### What this task involves
Set each record down exactly, excluding all images.

(Dataset records on visual material)
►
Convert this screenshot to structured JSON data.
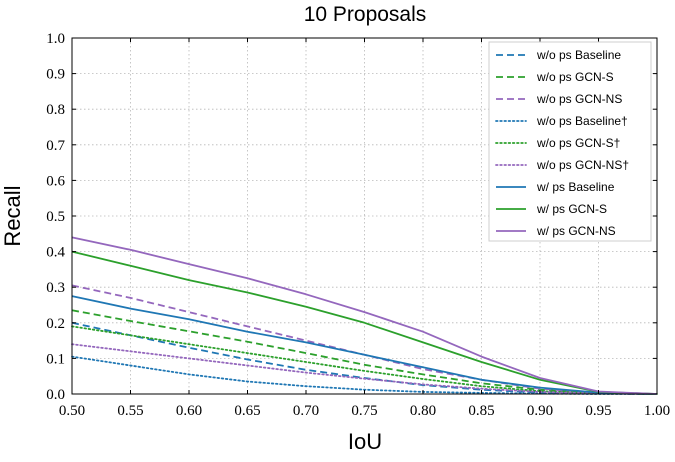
{
  "chart_data": {
    "type": "line",
    "title": "10 Proposals",
    "xlabel": "IoU",
    "ylabel": "Recall",
    "xlim": [
      0.5,
      1.0
    ],
    "ylim": [
      0.0,
      1.0
    ],
    "xticks": [
      "0.50",
      "0.55",
      "0.60",
      "0.65",
      "0.70",
      "0.75",
      "0.80",
      "0.85",
      "0.90",
      "0.95",
      "1.00"
    ],
    "yticks": [
      "0.0",
      "0.1",
      "0.2",
      "0.3",
      "0.4",
      "0.5",
      "0.6",
      "0.7",
      "0.8",
      "0.9",
      "1.0"
    ],
    "grid": true,
    "legend_position": "top-right",
    "x": [
      0.5,
      0.55,
      0.6,
      0.65,
      0.7,
      0.75,
      0.8,
      0.85,
      0.9,
      0.95,
      1.0
    ],
    "series": [
      {
        "name": "w/o ps Baseline",
        "color": "#1f77b4",
        "style": "dashed",
        "values": [
          0.2,
          0.165,
          0.13,
          0.097,
          0.068,
          0.045,
          0.025,
          0.012,
          0.004,
          0.001,
          0.0
        ]
      },
      {
        "name": "w/o ps GCN-S",
        "color": "#2ca02c",
        "style": "dashed",
        "values": [
          0.235,
          0.205,
          0.176,
          0.147,
          0.115,
          0.082,
          0.055,
          0.03,
          0.012,
          0.002,
          0.0
        ]
      },
      {
        "name": "w/o ps GCN-NS",
        "color": "#9467bd",
        "style": "dashed",
        "values": [
          0.305,
          0.27,
          0.23,
          0.19,
          0.15,
          0.11,
          0.07,
          0.04,
          0.015,
          0.003,
          0.0
        ]
      },
      {
        "name": "w/o ps Baseline†",
        "color": "#1f77b4",
        "style": "dotted",
        "values": [
          0.105,
          0.08,
          0.055,
          0.035,
          0.022,
          0.012,
          0.006,
          0.003,
          0.001,
          0.0,
          0.0
        ]
      },
      {
        "name": "w/o ps GCN-S†",
        "color": "#2ca02c",
        "style": "dotted",
        "values": [
          0.19,
          0.165,
          0.14,
          0.115,
          0.09,
          0.065,
          0.042,
          0.022,
          0.008,
          0.002,
          0.0
        ]
      },
      {
        "name": "w/o ps GCN-NS†",
        "color": "#9467bd",
        "style": "dotted",
        "values": [
          0.14,
          0.12,
          0.1,
          0.08,
          0.06,
          0.043,
          0.027,
          0.015,
          0.006,
          0.001,
          0.0
        ]
      },
      {
        "name": "w/ ps Baseline",
        "color": "#1f77b4",
        "style": "solid",
        "values": [
          0.275,
          0.24,
          0.21,
          0.175,
          0.145,
          0.11,
          0.075,
          0.04,
          0.018,
          0.004,
          0.0
        ]
      },
      {
        "name": "w/ ps GCN-S",
        "color": "#2ca02c",
        "style": "solid",
        "values": [
          0.4,
          0.36,
          0.32,
          0.285,
          0.245,
          0.2,
          0.145,
          0.09,
          0.04,
          0.006,
          0.0
        ]
      },
      {
        "name": "w/ ps GCN-NS",
        "color": "#9467bd",
        "style": "solid",
        "values": [
          0.44,
          0.405,
          0.365,
          0.325,
          0.28,
          0.23,
          0.175,
          0.105,
          0.045,
          0.007,
          0.0
        ]
      }
    ]
  }
}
◄
### Final result
Convert this screenshot to structured JSON data.
{
  "chart_data": {
    "type": "line",
    "title": "10 Proposals",
    "xlabel": "IoU",
    "ylabel": "Recall",
    "xlim": [
      0.5,
      1.0
    ],
    "ylim": [
      0.0,
      1.0
    ],
    "xticks": [
      "0.50",
      "0.55",
      "0.60",
      "0.65",
      "0.70",
      "0.75",
      "0.80",
      "0.85",
      "0.90",
      "0.95",
      "1.00"
    ],
    "yticks": [
      "0.0",
      "0.1",
      "0.2",
      "0.3",
      "0.4",
      "0.5",
      "0.6",
      "0.7",
      "0.8",
      "0.9",
      "1.0"
    ],
    "grid": true,
    "legend_position": "top-right",
    "x": [
      0.5,
      0.55,
      0.6,
      0.65,
      0.7,
      0.75,
      0.8,
      0.85,
      0.9,
      0.95,
      1.0
    ],
    "series": [
      {
        "name": "w/o ps Baseline",
        "color": "#1f77b4",
        "style": "dashed",
        "values": [
          0.2,
          0.165,
          0.13,
          0.097,
          0.068,
          0.045,
          0.025,
          0.012,
          0.004,
          0.001,
          0.0
        ]
      },
      {
        "name": "w/o ps GCN-S",
        "color": "#2ca02c",
        "style": "dashed",
        "values": [
          0.235,
          0.205,
          0.176,
          0.147,
          0.115,
          0.082,
          0.055,
          0.03,
          0.012,
          0.002,
          0.0
        ]
      },
      {
        "name": "w/o ps GCN-NS",
        "color": "#9467bd",
        "style": "dashed",
        "values": [
          0.305,
          0.27,
          0.23,
          0.19,
          0.15,
          0.11,
          0.07,
          0.04,
          0.015,
          0.003,
          0.0
        ]
      },
      {
        "name": "w/o ps Baseline†",
        "color": "#1f77b4",
        "style": "dotted",
        "values": [
          0.105,
          0.08,
          0.055,
          0.035,
          0.022,
          0.012,
          0.006,
          0.003,
          0.001,
          0.0,
          0.0
        ]
      },
      {
        "name": "w/o ps GCN-S†",
        "color": "#2ca02c",
        "style": "dotted",
        "values": [
          0.19,
          0.165,
          0.14,
          0.115,
          0.09,
          0.065,
          0.042,
          0.022,
          0.008,
          0.002,
          0.0
        ]
      },
      {
        "name": "w/o ps GCN-NS†",
        "color": "#9467bd",
        "style": "dotted",
        "values": [
          0.14,
          0.12,
          0.1,
          0.08,
          0.06,
          0.043,
          0.027,
          0.015,
          0.006,
          0.001,
          0.0
        ]
      },
      {
        "name": "w/ ps Baseline",
        "color": "#1f77b4",
        "style": "solid",
        "values": [
          0.275,
          0.24,
          0.21,
          0.175,
          0.145,
          0.11,
          0.075,
          0.04,
          0.018,
          0.004,
          0.0
        ]
      },
      {
        "name": "w/ ps GCN-S",
        "color": "#2ca02c",
        "style": "solid",
        "values": [
          0.4,
          0.36,
          0.32,
          0.285,
          0.245,
          0.2,
          0.145,
          0.09,
          0.04,
          0.006,
          0.0
        ]
      },
      {
        "name": "w/ ps GCN-NS",
        "color": "#9467bd",
        "style": "solid",
        "values": [
          0.44,
          0.405,
          0.365,
          0.325,
          0.28,
          0.23,
          0.175,
          0.105,
          0.045,
          0.007,
          0.0
        ]
      }
    ]
  }
}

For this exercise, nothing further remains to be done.